* [Records from a collection]:
───
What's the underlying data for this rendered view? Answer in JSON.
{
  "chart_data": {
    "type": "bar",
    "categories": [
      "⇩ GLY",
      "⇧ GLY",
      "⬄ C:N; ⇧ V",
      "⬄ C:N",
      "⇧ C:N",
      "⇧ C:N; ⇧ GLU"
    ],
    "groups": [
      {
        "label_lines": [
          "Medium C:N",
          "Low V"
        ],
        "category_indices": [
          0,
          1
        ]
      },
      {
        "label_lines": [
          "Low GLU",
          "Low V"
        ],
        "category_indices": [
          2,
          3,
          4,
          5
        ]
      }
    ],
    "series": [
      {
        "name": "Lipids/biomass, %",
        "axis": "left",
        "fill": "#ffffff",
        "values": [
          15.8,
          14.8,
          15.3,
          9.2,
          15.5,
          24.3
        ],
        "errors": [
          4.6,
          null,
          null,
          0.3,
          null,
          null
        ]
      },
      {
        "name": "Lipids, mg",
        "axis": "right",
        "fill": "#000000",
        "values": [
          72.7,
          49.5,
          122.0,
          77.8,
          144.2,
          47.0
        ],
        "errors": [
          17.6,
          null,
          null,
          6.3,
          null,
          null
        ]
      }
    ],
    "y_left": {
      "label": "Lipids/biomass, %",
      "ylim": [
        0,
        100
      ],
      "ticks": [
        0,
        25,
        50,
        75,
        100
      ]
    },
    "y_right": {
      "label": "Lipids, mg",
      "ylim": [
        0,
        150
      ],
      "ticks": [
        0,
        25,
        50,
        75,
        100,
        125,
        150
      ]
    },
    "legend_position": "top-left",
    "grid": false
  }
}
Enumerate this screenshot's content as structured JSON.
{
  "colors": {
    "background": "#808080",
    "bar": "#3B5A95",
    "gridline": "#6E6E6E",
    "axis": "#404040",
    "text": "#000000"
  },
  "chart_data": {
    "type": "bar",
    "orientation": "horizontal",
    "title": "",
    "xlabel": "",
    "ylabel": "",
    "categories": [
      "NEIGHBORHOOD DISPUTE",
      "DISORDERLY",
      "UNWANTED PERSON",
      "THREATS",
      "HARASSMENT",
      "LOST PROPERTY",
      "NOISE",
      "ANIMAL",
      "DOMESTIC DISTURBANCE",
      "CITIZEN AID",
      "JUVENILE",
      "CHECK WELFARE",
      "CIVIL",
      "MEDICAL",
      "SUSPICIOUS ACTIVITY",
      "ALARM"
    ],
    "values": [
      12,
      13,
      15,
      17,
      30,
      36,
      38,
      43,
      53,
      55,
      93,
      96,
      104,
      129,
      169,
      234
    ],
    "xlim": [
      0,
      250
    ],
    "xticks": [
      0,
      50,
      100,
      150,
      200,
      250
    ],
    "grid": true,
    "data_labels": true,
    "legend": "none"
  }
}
───
* [WRITTEN PROBLEM]: Every line above should be printed again exactly as it stands.

* [FINAL RESULT]:
What's the underlying data for this rendered view? Answer in JSON.
{
  "chart_data": {
    "type": "bar",
    "categories": [
      "⇩ GLY",
      "⇧ GLY",
      "⬄ C:N; ⇧ V",
      "⬄ C:N",
      "⇧ C:N",
      "⇧ C:N; ⇧ GLU"
    ],
    "groups": [
      {
        "label_lines": [
          "Medium C:N",
          "Low V"
        ],
        "category_indices": [
          0,
          1
        ]
      },
      {
        "label_lines": [
          "Low GLU",
          "Low V"
        ],
        "category_indices": [
          2,
          3,
          4,
          5
        ]
      }
    ],
    "series": [
      {
        "name": "Lipids/biomass, %",
        "axis": "left",
        "fill": "#ffffff",
        "values": [
          15.8,
          14.8,
          15.3,
          9.2,
          15.5,
          24.3
        ],
        "errors": [
          4.6,
          null,
          null,
          0.3,
          null,
          null
        ]
      },
      {
        "name": "Lipids, mg",
        "axis": "right",
        "fill": "#000000",
        "values": [
          72.7,
          49.5,
          122.0,
          77.8,
          144.2,
          47.0
        ],
        "errors": [
          17.6,
          null,
          null,
          6.3,
          null,
          null
        ]
      }
    ],
    "y_left": {
      "label": "Lipids/biomass, %",
      "ylim": [
        0,
        100
      ],
      "ticks": [
        0,
        25,
        50,
        75,
        100
      ]
    },
    "y_right": {
      "label": "Lipids, mg",
      "ylim": [
        0,
        150
      ],
      "ticks": [
        0,
        25,
        50,
        75,
        100,
        125,
        150
      ]
    },
    "legend_position": "top-left",
    "grid": false
  }
}
Enumerate this screenshot's content as structured JSON.
{
  "colors": {
    "background": "#808080",
    "bar": "#3B5A95",
    "gridline": "#6E6E6E",
    "axis": "#404040",
    "text": "#000000"
  },
  "chart_data": {
    "type": "bar",
    "orientation": "horizontal",
    "title": "",
    "xlabel": "",
    "ylabel": "",
    "categories": [
      "NEIGHBORHOOD DISPUTE",
      "DISORDERLY",
      "UNWANTED PERSON",
      "THREATS",
      "HARASSMENT",
      "LOST PROPERTY",
      "NOISE",
      "ANIMAL",
      "DOMESTIC DISTURBANCE",
      "CITIZEN AID",
      "JUVENILE",
      "CHECK WELFARE",
      "CIVIL",
      "MEDICAL",
      "SUSPICIOUS ACTIVITY",
      "ALARM"
    ],
    "values": [
      12,
      13,
      15,
      17,
      30,
      36,
      38,
      43,
      53,
      55,
      93,
      96,
      104,
      129,
      169,
      234
    ],
    "xlim": [
      0,
      250
    ],
    "xticks": [
      0,
      50,
      100,
      150,
      200,
      250
    ],
    "grid": true,
    "data_labels": true,
    "legend": "none"
  }
}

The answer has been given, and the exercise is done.